# Stated exercise:
Copy all lines of the listing that include the string "FLORESTAL".

==== Material for this task ====

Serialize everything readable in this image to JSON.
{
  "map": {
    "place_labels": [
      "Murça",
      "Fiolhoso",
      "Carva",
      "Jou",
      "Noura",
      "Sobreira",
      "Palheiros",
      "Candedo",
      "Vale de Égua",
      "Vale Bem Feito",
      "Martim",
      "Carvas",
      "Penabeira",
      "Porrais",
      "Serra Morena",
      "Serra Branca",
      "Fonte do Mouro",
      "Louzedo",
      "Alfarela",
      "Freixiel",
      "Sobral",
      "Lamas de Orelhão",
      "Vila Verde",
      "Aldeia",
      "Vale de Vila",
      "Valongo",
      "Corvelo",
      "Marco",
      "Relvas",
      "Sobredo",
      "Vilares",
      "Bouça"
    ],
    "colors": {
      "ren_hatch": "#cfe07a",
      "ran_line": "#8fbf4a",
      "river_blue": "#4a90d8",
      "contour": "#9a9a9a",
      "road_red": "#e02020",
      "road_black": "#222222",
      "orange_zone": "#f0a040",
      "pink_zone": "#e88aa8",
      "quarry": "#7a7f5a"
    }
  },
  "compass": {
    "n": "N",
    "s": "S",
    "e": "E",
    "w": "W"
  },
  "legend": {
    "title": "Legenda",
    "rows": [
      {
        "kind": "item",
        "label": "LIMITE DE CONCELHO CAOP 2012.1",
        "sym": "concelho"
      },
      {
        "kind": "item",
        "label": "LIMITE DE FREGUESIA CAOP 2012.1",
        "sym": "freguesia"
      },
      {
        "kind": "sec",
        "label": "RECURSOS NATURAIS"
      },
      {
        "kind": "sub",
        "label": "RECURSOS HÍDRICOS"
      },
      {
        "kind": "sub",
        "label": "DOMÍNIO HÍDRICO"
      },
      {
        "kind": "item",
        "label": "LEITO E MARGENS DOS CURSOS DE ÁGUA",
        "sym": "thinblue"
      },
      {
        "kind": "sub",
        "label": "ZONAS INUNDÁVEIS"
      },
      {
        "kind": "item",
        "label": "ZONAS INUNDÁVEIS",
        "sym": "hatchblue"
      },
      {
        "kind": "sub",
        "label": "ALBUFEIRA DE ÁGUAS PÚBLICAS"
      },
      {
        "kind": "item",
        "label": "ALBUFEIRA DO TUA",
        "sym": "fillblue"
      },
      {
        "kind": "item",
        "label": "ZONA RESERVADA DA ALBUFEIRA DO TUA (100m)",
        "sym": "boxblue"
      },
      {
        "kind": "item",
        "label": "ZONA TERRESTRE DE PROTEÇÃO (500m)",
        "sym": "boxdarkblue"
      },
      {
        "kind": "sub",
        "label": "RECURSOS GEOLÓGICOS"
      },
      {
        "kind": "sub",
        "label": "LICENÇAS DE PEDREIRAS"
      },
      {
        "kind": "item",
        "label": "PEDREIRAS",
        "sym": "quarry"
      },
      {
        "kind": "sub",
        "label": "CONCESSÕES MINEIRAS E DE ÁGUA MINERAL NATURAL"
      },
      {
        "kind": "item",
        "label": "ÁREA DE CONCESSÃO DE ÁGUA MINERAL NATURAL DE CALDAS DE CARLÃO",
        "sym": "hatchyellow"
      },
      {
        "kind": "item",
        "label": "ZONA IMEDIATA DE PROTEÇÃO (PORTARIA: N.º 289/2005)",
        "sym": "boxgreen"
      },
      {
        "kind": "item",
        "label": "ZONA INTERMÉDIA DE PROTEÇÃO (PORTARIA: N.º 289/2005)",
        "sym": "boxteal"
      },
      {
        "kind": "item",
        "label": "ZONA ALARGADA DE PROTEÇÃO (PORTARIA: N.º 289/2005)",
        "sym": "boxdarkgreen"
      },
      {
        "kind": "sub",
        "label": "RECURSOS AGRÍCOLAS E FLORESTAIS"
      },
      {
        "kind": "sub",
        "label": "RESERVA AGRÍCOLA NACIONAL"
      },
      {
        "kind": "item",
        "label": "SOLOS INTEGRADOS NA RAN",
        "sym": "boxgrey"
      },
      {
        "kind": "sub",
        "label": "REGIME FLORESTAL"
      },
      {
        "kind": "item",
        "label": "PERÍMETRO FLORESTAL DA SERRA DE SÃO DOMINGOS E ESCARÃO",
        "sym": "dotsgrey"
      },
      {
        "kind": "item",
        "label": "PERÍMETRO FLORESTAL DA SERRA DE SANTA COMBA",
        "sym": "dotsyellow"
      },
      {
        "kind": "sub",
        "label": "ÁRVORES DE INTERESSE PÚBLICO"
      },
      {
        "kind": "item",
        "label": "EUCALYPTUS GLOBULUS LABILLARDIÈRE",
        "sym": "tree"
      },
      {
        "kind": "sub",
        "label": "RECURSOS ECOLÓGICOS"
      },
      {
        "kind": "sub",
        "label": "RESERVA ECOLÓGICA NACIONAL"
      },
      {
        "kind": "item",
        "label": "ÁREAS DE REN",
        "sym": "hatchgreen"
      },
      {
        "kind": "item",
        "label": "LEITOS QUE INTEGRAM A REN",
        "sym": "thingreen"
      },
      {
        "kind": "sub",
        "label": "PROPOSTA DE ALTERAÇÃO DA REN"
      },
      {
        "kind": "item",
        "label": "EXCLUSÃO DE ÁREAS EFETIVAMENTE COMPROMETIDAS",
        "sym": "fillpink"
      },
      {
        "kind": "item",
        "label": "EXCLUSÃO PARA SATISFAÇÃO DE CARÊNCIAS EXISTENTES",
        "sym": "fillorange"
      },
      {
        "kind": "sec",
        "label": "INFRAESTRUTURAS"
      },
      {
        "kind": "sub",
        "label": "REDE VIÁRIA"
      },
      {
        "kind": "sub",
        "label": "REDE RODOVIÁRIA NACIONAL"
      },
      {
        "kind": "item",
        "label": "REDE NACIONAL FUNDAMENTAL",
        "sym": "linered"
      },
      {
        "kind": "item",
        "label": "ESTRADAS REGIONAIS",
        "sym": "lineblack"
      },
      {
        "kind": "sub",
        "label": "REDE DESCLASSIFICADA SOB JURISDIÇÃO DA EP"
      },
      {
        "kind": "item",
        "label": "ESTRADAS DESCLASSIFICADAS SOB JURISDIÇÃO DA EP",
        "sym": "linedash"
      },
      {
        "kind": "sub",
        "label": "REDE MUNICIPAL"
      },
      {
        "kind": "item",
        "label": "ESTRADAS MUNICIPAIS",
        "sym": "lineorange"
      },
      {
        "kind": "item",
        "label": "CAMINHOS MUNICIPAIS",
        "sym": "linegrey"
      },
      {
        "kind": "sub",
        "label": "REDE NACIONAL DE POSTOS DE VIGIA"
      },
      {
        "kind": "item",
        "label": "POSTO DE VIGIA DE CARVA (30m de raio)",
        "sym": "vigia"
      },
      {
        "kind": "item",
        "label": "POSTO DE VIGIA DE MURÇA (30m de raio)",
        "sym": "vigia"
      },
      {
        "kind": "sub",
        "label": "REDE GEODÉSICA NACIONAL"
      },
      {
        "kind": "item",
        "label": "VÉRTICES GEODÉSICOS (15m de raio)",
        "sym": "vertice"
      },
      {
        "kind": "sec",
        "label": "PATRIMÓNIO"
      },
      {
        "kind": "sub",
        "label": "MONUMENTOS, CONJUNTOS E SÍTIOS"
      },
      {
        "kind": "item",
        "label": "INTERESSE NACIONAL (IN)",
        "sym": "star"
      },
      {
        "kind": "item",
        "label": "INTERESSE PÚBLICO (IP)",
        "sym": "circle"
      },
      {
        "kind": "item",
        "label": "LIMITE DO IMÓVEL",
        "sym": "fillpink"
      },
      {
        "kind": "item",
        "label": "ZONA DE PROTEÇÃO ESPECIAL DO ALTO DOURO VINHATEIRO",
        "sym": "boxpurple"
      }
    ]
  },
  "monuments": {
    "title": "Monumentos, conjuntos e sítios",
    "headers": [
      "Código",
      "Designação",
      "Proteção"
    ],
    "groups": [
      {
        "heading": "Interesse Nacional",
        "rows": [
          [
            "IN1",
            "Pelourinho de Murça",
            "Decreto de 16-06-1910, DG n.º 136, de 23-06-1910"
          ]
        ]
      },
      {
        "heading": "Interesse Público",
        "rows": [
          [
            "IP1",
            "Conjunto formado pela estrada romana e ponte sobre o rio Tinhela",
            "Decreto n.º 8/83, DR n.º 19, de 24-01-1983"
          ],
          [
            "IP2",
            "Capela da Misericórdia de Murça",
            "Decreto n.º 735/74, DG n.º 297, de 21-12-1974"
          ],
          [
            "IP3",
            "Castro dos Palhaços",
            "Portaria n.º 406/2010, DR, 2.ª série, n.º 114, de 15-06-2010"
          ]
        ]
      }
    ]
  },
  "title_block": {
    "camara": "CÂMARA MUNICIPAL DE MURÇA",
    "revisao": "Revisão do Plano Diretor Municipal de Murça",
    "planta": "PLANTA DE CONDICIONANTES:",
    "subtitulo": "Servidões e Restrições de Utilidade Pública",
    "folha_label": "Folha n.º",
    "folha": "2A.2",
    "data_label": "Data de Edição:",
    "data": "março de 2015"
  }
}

====

# Answer for this exercise:
        "label": "REGIME FLORESTAL"
        "label": "PERÍMETRO FLORESTAL DA SERRA DE SÃO DOMINGOS E ESCARÃO",
        "label": "PERÍMETRO FLORESTAL DA SERRA DE SANTA COMBA",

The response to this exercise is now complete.